### ITEMS
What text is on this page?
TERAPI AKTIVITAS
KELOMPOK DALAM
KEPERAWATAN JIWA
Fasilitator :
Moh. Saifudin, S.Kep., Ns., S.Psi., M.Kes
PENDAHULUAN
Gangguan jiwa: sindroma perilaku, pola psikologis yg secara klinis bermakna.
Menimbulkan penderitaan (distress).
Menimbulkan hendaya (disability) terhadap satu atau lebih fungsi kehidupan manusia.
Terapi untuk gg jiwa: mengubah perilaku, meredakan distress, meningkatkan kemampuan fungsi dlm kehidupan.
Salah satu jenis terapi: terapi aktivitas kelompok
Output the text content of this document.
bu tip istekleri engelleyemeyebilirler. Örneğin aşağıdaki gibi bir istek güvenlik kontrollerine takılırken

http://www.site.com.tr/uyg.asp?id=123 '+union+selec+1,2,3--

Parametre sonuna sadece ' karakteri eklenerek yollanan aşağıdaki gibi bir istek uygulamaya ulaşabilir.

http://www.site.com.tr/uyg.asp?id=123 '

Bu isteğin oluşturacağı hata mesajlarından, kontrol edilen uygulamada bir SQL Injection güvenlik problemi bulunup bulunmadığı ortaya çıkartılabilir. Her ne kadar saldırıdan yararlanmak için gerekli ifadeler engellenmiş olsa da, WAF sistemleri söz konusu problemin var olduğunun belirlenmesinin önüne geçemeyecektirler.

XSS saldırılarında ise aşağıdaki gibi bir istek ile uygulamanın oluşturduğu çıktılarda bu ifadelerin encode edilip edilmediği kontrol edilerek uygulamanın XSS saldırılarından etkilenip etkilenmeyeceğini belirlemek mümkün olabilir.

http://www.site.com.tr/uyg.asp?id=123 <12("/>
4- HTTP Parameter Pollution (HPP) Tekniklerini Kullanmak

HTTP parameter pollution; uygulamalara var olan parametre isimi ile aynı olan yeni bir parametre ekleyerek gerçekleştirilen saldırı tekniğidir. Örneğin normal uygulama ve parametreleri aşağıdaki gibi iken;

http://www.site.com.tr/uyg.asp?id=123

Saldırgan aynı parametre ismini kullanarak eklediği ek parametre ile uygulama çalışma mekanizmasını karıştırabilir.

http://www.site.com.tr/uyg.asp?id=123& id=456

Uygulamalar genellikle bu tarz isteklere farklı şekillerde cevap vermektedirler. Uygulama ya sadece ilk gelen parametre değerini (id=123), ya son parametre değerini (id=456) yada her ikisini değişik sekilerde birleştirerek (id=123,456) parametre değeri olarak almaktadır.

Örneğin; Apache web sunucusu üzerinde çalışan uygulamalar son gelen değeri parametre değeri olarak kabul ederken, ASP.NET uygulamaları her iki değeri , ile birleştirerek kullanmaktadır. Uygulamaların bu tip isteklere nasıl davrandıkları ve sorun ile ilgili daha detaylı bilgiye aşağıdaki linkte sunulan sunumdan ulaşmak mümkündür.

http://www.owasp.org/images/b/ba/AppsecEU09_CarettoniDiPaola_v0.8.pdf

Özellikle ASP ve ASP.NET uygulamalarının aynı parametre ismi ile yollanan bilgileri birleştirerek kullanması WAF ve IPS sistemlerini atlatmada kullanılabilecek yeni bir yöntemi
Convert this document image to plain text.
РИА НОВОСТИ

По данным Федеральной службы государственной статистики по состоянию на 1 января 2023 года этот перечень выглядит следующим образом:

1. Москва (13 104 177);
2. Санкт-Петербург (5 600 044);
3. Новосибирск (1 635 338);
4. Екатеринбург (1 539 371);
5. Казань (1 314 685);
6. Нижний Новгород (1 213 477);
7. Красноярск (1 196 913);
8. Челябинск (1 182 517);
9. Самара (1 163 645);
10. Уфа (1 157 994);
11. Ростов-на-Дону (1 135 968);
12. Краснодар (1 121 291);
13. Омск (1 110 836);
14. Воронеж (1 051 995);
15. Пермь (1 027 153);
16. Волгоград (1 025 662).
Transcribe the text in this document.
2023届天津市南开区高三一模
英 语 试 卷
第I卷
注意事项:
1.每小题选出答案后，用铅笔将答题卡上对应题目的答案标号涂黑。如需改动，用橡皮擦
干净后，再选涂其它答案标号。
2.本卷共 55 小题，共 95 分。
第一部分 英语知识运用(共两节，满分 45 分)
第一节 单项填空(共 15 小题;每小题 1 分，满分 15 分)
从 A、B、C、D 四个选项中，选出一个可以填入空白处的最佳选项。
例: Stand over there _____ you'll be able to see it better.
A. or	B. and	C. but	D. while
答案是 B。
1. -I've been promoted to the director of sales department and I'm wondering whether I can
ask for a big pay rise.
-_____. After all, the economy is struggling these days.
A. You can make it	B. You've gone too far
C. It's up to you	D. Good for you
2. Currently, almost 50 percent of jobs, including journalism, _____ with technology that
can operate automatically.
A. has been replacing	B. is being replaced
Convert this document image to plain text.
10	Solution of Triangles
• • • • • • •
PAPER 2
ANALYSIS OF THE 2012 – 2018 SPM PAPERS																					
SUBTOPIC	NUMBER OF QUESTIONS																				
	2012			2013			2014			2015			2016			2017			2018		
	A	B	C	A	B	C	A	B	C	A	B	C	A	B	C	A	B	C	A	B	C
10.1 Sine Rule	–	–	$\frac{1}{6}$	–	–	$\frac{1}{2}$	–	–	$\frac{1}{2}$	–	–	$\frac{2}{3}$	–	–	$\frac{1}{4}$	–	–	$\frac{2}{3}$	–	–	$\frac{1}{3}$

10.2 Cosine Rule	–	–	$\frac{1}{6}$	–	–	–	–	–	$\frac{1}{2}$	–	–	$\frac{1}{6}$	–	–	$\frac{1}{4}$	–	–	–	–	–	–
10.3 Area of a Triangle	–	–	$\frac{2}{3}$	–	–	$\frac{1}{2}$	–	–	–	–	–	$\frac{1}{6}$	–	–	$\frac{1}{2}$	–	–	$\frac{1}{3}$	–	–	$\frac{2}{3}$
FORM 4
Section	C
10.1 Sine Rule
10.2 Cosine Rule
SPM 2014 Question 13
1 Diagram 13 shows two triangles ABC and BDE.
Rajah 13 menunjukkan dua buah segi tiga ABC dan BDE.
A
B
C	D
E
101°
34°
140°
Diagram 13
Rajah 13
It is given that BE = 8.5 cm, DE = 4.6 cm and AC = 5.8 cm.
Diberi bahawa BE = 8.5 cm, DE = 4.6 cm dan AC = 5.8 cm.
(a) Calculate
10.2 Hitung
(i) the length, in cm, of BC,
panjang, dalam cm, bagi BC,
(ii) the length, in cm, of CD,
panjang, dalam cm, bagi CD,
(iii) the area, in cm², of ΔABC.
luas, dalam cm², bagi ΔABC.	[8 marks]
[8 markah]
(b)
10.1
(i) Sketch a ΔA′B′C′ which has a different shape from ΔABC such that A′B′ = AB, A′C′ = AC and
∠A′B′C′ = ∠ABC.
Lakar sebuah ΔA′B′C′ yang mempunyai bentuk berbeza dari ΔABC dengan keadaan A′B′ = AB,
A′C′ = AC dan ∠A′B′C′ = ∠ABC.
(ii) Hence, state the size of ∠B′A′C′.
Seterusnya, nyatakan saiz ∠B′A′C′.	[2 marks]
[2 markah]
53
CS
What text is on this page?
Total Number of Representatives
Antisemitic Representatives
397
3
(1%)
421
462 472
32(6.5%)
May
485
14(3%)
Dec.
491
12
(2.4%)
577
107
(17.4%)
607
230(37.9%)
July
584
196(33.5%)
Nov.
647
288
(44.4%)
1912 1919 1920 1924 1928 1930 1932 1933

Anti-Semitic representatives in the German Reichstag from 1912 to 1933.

### TASK PROMPT
Copy out every line that includes the word "site".

### WRITTEN ANSWER
http://www.site.com.tr/uyg.asp?id=123 '+union+selec+1,2,3--
http://www.site.com.tr/uyg.asp?id=123 '
http://www.site.com.tr/uyg.asp?id=123 <12("/>
http://www.site.com.tr/uyg.asp?id=123
http://www.site.com.tr/uyg.asp?id=123& id=456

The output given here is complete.